#### Given data ####

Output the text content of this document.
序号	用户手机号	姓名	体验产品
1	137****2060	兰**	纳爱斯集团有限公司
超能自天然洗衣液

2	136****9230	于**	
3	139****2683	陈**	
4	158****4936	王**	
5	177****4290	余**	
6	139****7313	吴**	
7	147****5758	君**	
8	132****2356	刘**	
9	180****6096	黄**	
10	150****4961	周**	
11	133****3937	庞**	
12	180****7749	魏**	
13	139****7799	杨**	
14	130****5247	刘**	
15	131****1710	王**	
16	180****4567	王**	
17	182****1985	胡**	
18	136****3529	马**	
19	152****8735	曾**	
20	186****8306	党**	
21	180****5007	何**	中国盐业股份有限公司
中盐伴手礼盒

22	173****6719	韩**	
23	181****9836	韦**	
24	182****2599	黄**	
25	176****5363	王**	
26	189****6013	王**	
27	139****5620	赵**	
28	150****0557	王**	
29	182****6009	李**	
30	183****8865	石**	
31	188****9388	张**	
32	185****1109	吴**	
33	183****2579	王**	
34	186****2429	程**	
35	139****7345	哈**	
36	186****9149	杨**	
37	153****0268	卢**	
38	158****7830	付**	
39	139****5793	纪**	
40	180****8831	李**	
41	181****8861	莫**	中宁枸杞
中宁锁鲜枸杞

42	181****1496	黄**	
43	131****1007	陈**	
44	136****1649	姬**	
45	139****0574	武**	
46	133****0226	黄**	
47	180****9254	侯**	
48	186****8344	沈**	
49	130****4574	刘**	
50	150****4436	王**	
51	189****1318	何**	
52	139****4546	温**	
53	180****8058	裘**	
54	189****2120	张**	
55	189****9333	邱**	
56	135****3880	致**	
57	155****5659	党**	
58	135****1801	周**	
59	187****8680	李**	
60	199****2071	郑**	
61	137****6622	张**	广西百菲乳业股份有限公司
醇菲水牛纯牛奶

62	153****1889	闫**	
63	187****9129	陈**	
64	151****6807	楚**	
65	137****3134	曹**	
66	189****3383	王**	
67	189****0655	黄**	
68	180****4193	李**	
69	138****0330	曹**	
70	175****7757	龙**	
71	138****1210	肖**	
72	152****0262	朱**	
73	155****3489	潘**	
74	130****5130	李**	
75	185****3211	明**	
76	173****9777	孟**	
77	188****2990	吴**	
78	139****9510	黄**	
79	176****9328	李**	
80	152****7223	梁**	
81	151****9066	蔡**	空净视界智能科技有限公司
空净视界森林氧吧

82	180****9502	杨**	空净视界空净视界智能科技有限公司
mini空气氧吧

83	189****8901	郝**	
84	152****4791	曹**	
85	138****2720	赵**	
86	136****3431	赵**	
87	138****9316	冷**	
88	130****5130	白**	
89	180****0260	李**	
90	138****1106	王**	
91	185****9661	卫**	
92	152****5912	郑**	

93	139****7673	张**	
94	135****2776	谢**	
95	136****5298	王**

####

Your goal:
Give the entries once more, exactly as they appear.

Response:
Output the text content of this document.
序号	用户手机号	姓名	体验产品
1	137****2060	兰**	纳爱斯集团有限公司
超能自天然洗衣液

2	136****9230	于**	
3	139****2683	陈**	
4	158****4936	王**	
5	177****4290	余**	
6	139****7313	吴**	
7	147****5758	君**	
8	132****2356	刘**	
9	180****6096	黄**	
10	150****4961	周**	
11	133****3937	庞**	
12	180****7749	魏**	
13	139****7799	杨**	
14	130****5247	刘**	
15	131****1710	王**	
16	180****4567	王**	
17	182****1985	胡**	
18	136****3529	马**	
19	152****8735	曾**	
20	186****8306	党**	
21	180****5007	何**	中国盐业股份有限公司
中盐伴手礼盒

22	173****6719	韩**	
23	181****9836	韦**	
24	182****2599	黄**	
25	176****5363	王**	
26	189****6013	王**	
27	139****5620	赵**	
28	150****0557	王**	
29	182****6009	李**	
30	183****8865	石**	
31	188****9388	张**	
32	185****1109	吴**	
33	183****2579	王**	
34	186****2429	程**	
35	139****7345	哈**	
36	186****9149	杨**	
37	153****0268	卢**	
38	158****7830	付**	
39	139****5793	纪**	
40	180****8831	李**	
41	181****8861	莫**	中宁枸杞
中宁锁鲜枸杞

42	181****1496	黄**	
43	131****1007	陈**	
44	136****1649	姬**	
45	139****0574	武**	
46	133****0226	黄**	
47	180****9254	侯**	
48	186****8344	沈**	
49	130****4574	刘**	
50	150****4436	王**	
51	189****1318	何**	
52	139****4546	温**	
53	180****8058	裘**	
54	189****2120	张**	
55	189****9333	邱**	
56	135****3880	致**	
57	155****5659	党**	
58	135****1801	周**	
59	187****8680	李**	
60	199****2071	郑**	
61	137****6622	张**	广西百菲乳业股份有限公司
醇菲水牛纯牛奶

62	153****1889	闫**	
63	187****9129	陈**	
64	151****6807	楚**	
65	137****3134	曹**	
66	189****3383	王**	
67	189****0655	黄**	
68	180****4193	李**	
69	138****0330	曹**	
70	175****7757	龙**	
71	138****1210	肖**	
72	152****0262	朱**	
73	155****3489	潘**	
74	130****5130	李**	
75	185****3211	明**	
76	173****9777	孟**	
77	188****2990	吴**	
78	139****9510	黄**	
79	176****9328	李**	
80	152****7223	梁**	
81	151****9066	蔡**	空净视界智能科技有限公司
空净视界森林氧吧

82	180****9502	杨**	空净视界空净视界智能科技有限公司
mini空气氧吧

83	189****8901	郝**	
84	152****4791	曹**	
85	138****2720	赵**	
86	136****3431	赵**	
87	138****9316	冷**	
88	130****5130	白**	
89	180****0260	李**	
90	138****1106	王**	
91	185****9661	卫**	
92	152****5912	郑**	

93	139****7673	张**	
94	135****2776	谢**	
95	136****5298	王**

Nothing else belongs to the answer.